Task requirements:
Output the material below in its entirety, exactly as given.

# START OF Dataset records

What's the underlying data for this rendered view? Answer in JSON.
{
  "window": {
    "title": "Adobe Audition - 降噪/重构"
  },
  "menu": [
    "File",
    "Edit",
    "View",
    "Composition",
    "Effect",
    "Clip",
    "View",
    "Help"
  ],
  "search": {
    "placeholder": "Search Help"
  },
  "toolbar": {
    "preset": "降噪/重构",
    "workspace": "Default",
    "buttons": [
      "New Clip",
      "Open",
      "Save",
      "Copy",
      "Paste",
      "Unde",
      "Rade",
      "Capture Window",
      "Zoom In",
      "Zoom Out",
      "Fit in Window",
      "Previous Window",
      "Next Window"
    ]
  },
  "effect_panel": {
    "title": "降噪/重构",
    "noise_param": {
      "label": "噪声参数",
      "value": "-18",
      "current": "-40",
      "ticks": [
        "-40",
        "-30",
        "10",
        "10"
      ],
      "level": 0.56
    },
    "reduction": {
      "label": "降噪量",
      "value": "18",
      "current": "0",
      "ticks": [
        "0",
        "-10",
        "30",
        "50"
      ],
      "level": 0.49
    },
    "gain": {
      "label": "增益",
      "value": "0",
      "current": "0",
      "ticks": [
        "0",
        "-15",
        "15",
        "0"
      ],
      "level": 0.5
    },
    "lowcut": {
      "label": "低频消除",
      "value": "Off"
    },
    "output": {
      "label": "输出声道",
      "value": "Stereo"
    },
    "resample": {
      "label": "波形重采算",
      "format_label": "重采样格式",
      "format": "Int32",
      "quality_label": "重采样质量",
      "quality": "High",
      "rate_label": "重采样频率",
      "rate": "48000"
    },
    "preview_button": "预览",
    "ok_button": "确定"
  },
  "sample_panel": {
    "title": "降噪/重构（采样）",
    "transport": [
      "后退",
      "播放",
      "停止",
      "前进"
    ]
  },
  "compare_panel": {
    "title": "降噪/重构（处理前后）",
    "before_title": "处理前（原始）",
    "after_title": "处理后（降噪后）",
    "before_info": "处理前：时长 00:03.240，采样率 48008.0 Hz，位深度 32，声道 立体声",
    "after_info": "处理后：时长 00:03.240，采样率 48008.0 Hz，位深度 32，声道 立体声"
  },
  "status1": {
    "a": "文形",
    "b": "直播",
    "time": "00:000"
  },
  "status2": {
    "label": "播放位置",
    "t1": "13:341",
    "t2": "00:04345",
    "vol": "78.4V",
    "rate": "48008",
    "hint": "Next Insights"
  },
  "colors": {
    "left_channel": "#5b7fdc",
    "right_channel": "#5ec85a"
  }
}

# END OF Dataset records

Solution for this task:
What's the underlying data for this rendered view? Answer in JSON.
{
  "window": {
    "title": "Adobe Audition - 降噪/重构"
  },
  "menu": [
    "File",
    "Edit",
    "View",
    "Composition",
    "Effect",
    "Clip",
    "View",
    "Help"
  ],
  "search": {
    "placeholder": "Search Help"
  },
  "toolbar": {
    "preset": "降噪/重构",
    "workspace": "Default",
    "buttons": [
      "New Clip",
      "Open",
      "Save",
      "Copy",
      "Paste",
      "Unde",
      "Rade",
      "Capture Window",
      "Zoom In",
      "Zoom Out",
      "Fit in Window",
      "Previous Window",
      "Next Window"
    ]
  },
  "effect_panel": {
    "title": "降噪/重构",
    "noise_param": {
      "label": "噪声参数",
      "value": "-18",
      "current": "-40",
      "ticks": [
        "-40",
        "-30",
        "10",
        "10"
      ],
      "level": 0.56
    },
    "reduction": {
      "label": "降噪量",
      "value": "18",
      "current": "0",
      "ticks": [
        "0",
        "-10",
        "30",
        "50"
      ],
      "level": 0.49
    },
    "gain": {
      "label": "增益",
      "value": "0",
      "current": "0",
      "ticks": [
        "0",
        "-15",
        "15",
        "0"
      ],
      "level": 0.5
    },
    "lowcut": {
      "label": "低频消除",
      "value": "Off"
    },
    "output": {
      "label": "输出声道",
      "value": "Stereo"
    },
    "resample": {
      "label": "波形重采算",
      "format_label": "重采样格式",
      "format": "Int32",
      "quality_label": "重采样质量",
      "quality": "High",
      "rate_label": "重采样频率",
      "rate": "48000"
    },
    "preview_button": "预览",
    "ok_button": "确定"
  },
  "sample_panel": {
    "title": "降噪/重构（采样）",
    "transport": [
      "后退",
      "播放",
      "停止",
      "前进"
    ]
  },
  "compare_panel": {
    "title": "降噪/重构（处理前后）",
    "before_title": "处理前（原始）",
    "after_title": "处理后（降噪后）",
    "before_info": "处理前：时长 00:03.240，采样率 48008.0 Hz，位深度 32，声道 立体声",
    "after_info": "处理后：时长 00:03.240，采样率 48008.0 Hz，位深度 32，声道 立体声"
  },
  "status1": {
    "a": "文形",
    "b": "直播",
    "time": "00:000"
  },
  "status2": {
    "label": "播放位置",
    "t1": "13:341",
    "t2": "00:04345",
    "vol": "78.4V",
    "rate": "48008",
    "hint": "Next Insights"
  },
  "colors": {
    "left_channel": "#5b7fdc",
    "right_channel": "#5ec85a"
  }
}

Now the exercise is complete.